## Task prompt
Every line of the records must be repeated exactly; pictures stay out.

## Material for this exercise

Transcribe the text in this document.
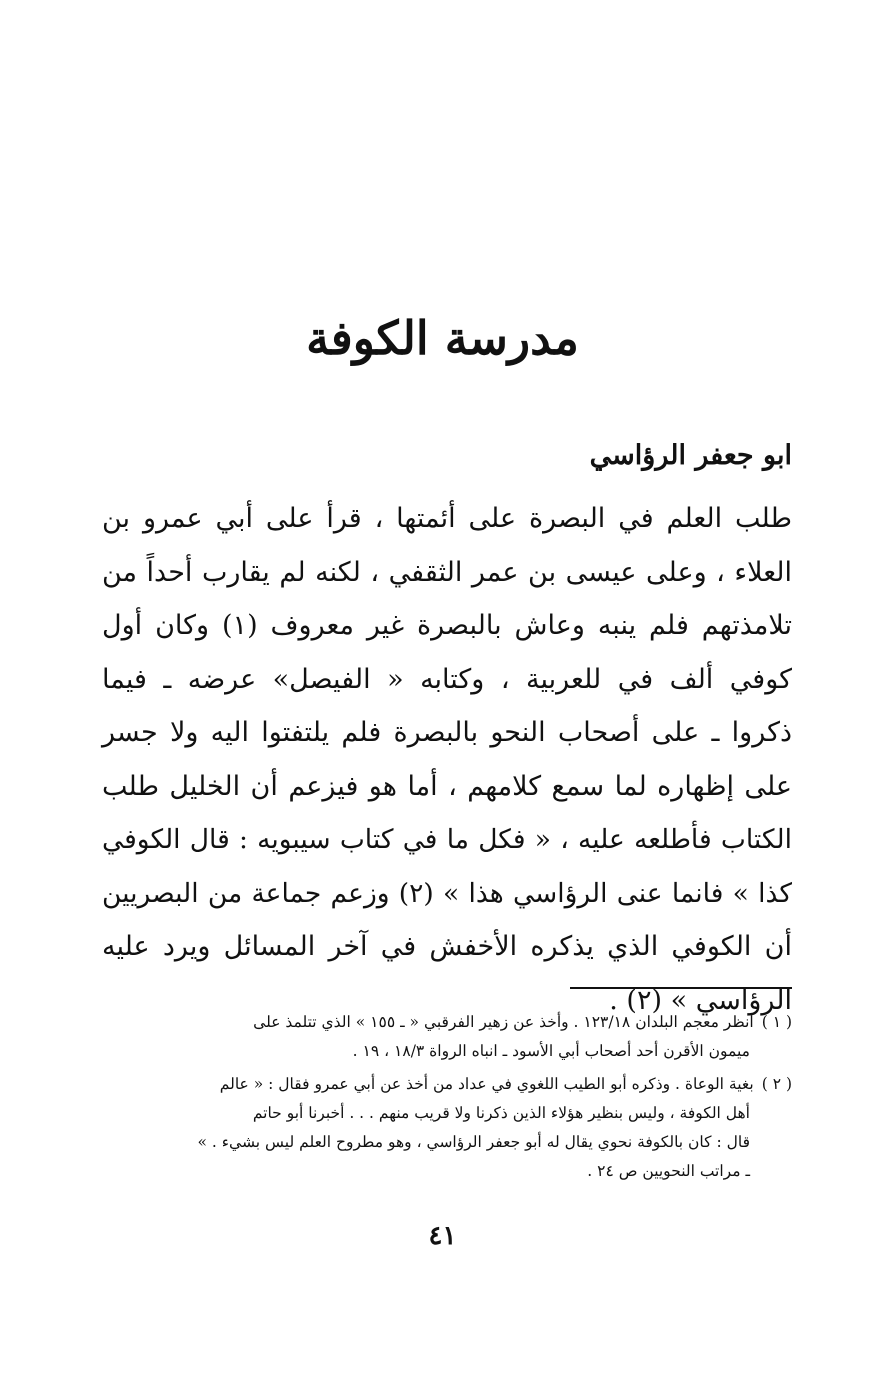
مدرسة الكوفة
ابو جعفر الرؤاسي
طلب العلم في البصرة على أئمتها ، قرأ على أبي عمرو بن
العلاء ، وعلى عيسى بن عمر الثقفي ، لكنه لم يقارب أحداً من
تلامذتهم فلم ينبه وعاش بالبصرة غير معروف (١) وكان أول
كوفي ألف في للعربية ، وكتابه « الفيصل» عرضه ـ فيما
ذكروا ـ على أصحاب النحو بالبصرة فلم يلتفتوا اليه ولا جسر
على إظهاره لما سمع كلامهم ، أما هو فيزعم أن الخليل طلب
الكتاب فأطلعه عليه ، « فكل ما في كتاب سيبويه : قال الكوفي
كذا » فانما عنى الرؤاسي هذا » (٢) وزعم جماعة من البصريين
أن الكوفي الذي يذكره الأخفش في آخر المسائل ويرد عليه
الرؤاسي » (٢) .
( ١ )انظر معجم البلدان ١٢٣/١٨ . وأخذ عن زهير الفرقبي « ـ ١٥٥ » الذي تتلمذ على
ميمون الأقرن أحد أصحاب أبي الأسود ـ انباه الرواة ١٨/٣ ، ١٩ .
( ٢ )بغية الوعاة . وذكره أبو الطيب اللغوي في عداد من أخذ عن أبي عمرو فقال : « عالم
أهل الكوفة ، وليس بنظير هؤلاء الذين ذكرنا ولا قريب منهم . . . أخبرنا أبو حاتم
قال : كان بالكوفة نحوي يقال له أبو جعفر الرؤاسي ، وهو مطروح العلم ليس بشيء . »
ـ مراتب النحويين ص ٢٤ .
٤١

## Output of the task
Transcribe the text in this document.
مدرسة الكوفة
ابو جعفر الرؤاسي
طلب العلم في البصرة على أئمتها ، قرأ على أبي عمرو بن
العلاء ، وعلى عيسى بن عمر الثقفي ، لكنه لم يقارب أحداً من
تلامذتهم فلم ينبه وعاش بالبصرة غير معروف (١) وكان أول
كوفي ألف في للعربية ، وكتابه « الفيصل» عرضه ـ فيما
ذكروا ـ على أصحاب النحو بالبصرة فلم يلتفتوا اليه ولا جسر
على إظهاره لما سمع كلامهم ، أما هو فيزعم أن الخليل طلب
الكتاب فأطلعه عليه ، « فكل ما في كتاب سيبويه : قال الكوفي
كذا » فانما عنى الرؤاسي هذا » (٢) وزعم جماعة من البصريين
أن الكوفي الذي يذكره الأخفش في آخر المسائل ويرد عليه
الرؤاسي » (٢) .
( ١ )انظر معجم البلدان ١٢٣/١٨ . وأخذ عن زهير الفرقبي « ـ ١٥٥ » الذي تتلمذ على
ميمون الأقرن أحد أصحاب أبي الأسود ـ انباه الرواة ١٨/٣ ، ١٩ .
( ٢ )بغية الوعاة . وذكره أبو الطيب اللغوي في عداد من أخذ عن أبي عمرو فقال : « عالم
أهل الكوفة ، وليس بنظير هؤلاء الذين ذكرنا ولا قريب منهم . . . أخبرنا أبو حاتم
قال : كان بالكوفة نحوي يقال له أبو جعفر الرؤاسي ، وهو مطروح العلم ليس بشيء . »
ـ مراتب النحويين ص ٢٤ .
٤١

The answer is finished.